> Work to be completed
Make an exact copy of all the entries, with the pictures left out.

> Information provided
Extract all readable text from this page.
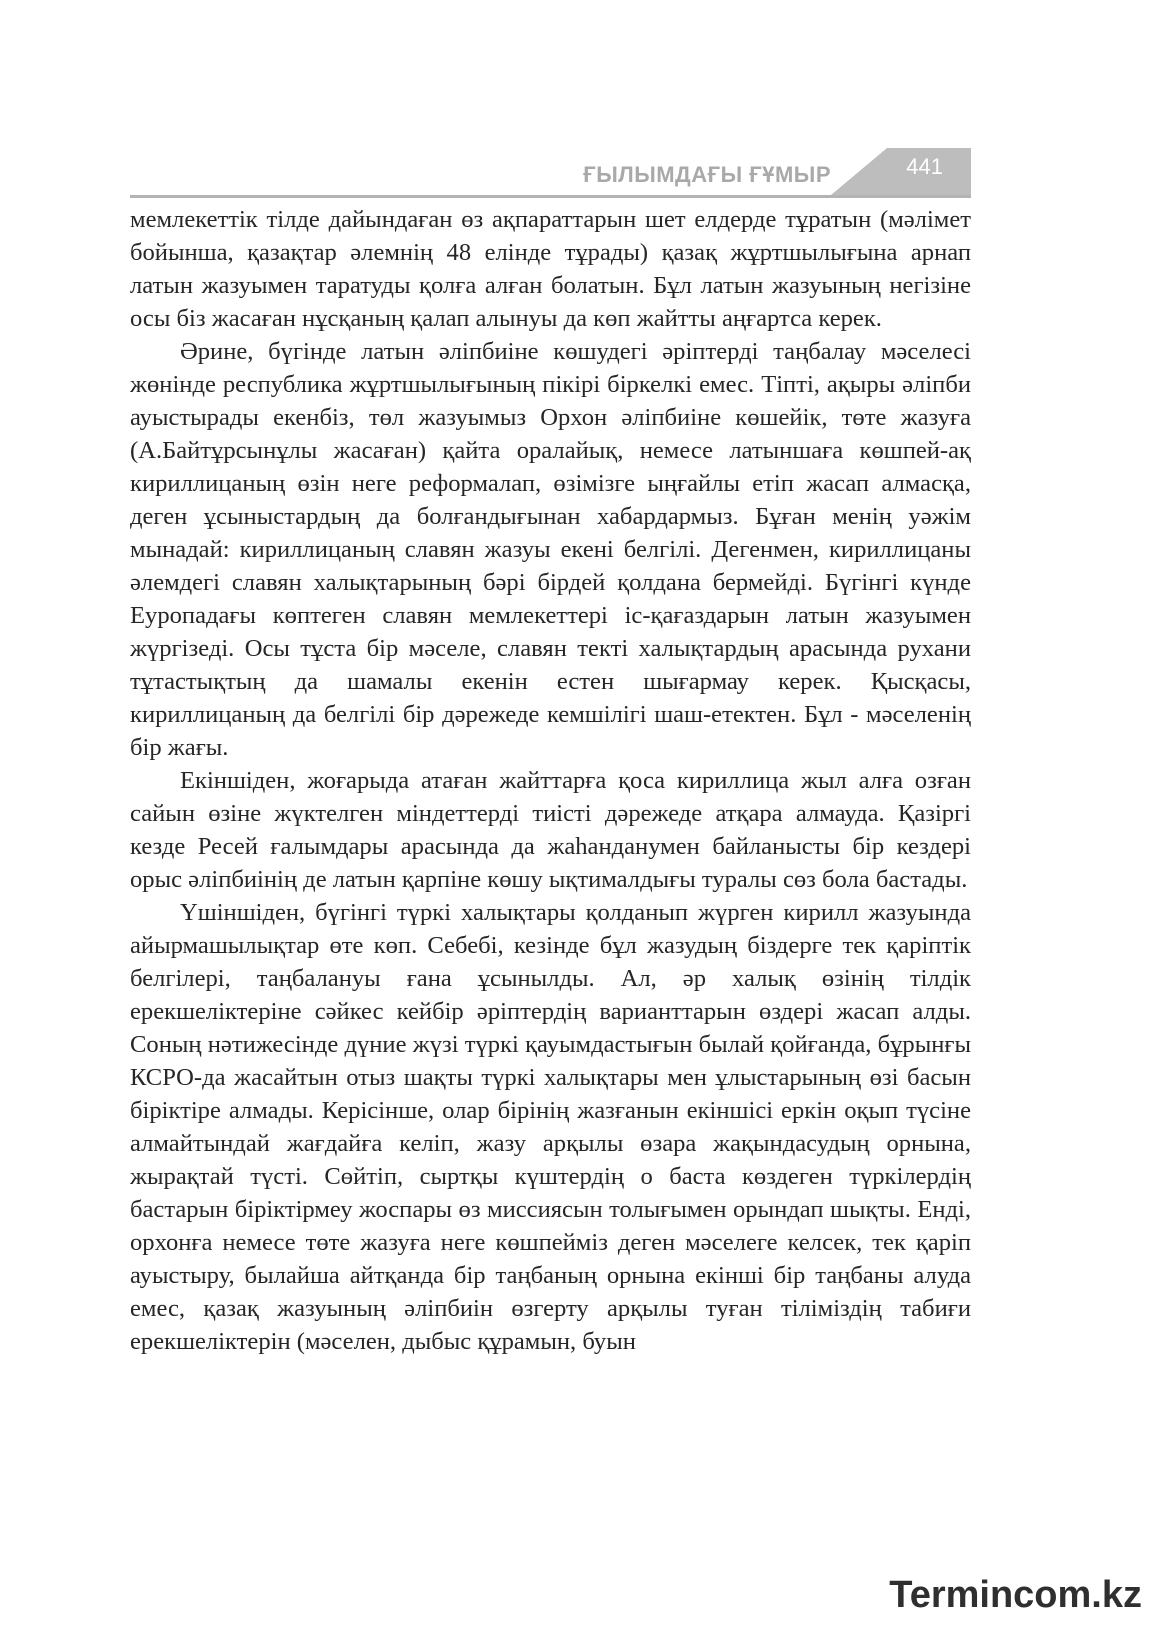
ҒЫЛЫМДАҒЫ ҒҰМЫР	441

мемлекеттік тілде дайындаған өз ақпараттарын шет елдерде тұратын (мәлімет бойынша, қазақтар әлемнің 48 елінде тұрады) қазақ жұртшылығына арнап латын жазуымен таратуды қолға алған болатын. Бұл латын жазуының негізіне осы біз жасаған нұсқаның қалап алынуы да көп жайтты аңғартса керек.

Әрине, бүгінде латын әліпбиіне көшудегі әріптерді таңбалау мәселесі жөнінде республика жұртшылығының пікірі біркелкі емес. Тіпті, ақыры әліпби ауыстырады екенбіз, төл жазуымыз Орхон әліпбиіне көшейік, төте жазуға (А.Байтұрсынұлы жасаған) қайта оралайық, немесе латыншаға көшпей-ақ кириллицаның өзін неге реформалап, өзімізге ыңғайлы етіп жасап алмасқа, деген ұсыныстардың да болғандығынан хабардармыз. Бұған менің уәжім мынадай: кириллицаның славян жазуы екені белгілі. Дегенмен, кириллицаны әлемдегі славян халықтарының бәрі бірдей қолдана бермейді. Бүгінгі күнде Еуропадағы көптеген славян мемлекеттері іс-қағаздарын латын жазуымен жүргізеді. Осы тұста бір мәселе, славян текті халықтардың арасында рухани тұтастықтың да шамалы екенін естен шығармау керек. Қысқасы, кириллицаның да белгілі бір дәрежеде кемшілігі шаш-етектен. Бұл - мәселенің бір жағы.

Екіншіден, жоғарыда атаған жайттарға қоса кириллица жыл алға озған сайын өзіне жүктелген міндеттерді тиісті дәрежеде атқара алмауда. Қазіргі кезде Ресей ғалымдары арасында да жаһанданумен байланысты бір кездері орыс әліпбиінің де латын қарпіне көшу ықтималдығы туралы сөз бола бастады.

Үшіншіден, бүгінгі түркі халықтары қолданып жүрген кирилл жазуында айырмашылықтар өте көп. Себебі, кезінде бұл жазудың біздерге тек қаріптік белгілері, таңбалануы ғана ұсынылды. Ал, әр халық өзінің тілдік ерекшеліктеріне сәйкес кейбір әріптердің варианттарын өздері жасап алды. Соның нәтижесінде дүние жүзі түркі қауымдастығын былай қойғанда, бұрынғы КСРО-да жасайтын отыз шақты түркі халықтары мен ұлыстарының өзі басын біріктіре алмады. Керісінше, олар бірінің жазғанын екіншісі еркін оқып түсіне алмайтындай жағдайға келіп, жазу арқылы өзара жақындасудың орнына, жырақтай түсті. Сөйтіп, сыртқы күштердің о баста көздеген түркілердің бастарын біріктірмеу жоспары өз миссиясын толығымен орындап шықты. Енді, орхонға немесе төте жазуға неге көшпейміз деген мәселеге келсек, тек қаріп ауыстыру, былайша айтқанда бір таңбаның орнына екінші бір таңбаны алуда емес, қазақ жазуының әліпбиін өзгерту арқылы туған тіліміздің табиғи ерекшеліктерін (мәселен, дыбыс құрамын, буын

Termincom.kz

> Solution for this task
Extract all readable text from this page.
ҒЫЛЫМДАҒЫ ҒҰМЫР	441

мемлекеттік тілде дайындаған өз ақпараттарын шет елдерде тұратын (мәлімет бойынша, қазақтар әлемнің 48 елінде тұрады) қазақ жұртшылығына арнап латын жазуымен таратуды қолға алған болатын. Бұл латын жазуының негізіне осы біз жасаған нұсқаның қалап алынуы да көп жайтты аңғартса керек.

Әрине, бүгінде латын әліпбиіне көшудегі әріптерді таңбалау мәселесі жөнінде республика жұртшылығының пікірі біркелкі емес. Тіпті, ақыры әліпби ауыстырады екенбіз, төл жазуымыз Орхон әліпбиіне көшейік, төте жазуға (А.Байтұрсынұлы жасаған) қайта оралайық, немесе латыншаға көшпей-ақ кириллицаның өзін неге реформалап, өзімізге ыңғайлы етіп жасап алмасқа, деген ұсыныстардың да болғандығынан хабардармыз. Бұған менің уәжім мынадай: кириллицаның славян жазуы екені белгілі. Дегенмен, кириллицаны әлемдегі славян халықтарының бәрі бірдей қолдана бермейді. Бүгінгі күнде Еуропадағы көптеген славян мемлекеттері іс-қағаздарын латын жазуымен жүргізеді. Осы тұста бір мәселе, славян текті халықтардың арасында рухани тұтастықтың да шамалы екенін естен шығармау керек. Қысқасы, кириллицаның да белгілі бір дәрежеде кемшілігі шаш-етектен. Бұл - мәселенің бір жағы.

Екіншіден, жоғарыда атаған жайттарға қоса кириллица жыл алға озған сайын өзіне жүктелген міндеттерді тиісті дәрежеде атқара алмауда. Қазіргі кезде Ресей ғалымдары арасында да жаһанданумен байланысты бір кездері орыс әліпбиінің де латын қарпіне көшу ықтималдығы туралы сөз бола бастады.

Үшіншіден, бүгінгі түркі халықтары қолданып жүрген кирилл жазуында айырмашылықтар өте көп. Себебі, кезінде бұл жазудың біздерге тек қаріптік белгілері, таңбалануы ғана ұсынылды. Ал, әр халық өзінің тілдік ерекшеліктеріне сәйкес кейбір әріптердің варианттарын өздері жасап алды. Соның нәтижесінде дүние жүзі түркі қауымдастығын былай қойғанда, бұрынғы КСРО-да жасайтын отыз шақты түркі халықтары мен ұлыстарының өзі басын біріктіре алмады. Керісінше, олар бірінің жазғанын екіншісі еркін оқып түсіне алмайтындай жағдайға келіп, жазу арқылы өзара жақындасудың орнына, жырақтай түсті. Сөйтіп, сыртқы күштердің о баста көздеген түркілердің бастарын біріктірмеу жоспары өз миссиясын толығымен орындап шықты. Енді, орхонға немесе төте жазуға неге көшпейміз деген мәселеге келсек, тек қаріп ауыстыру, былайша айтқанда бір таңбаның орнына екінші бір таңбаны алуда емес, қазақ жазуының әліпбиін өзгерту арқылы туған тіліміздің табиғи ерекшеліктерін (мәселен, дыбыс құрамын, буын

Termincom.kz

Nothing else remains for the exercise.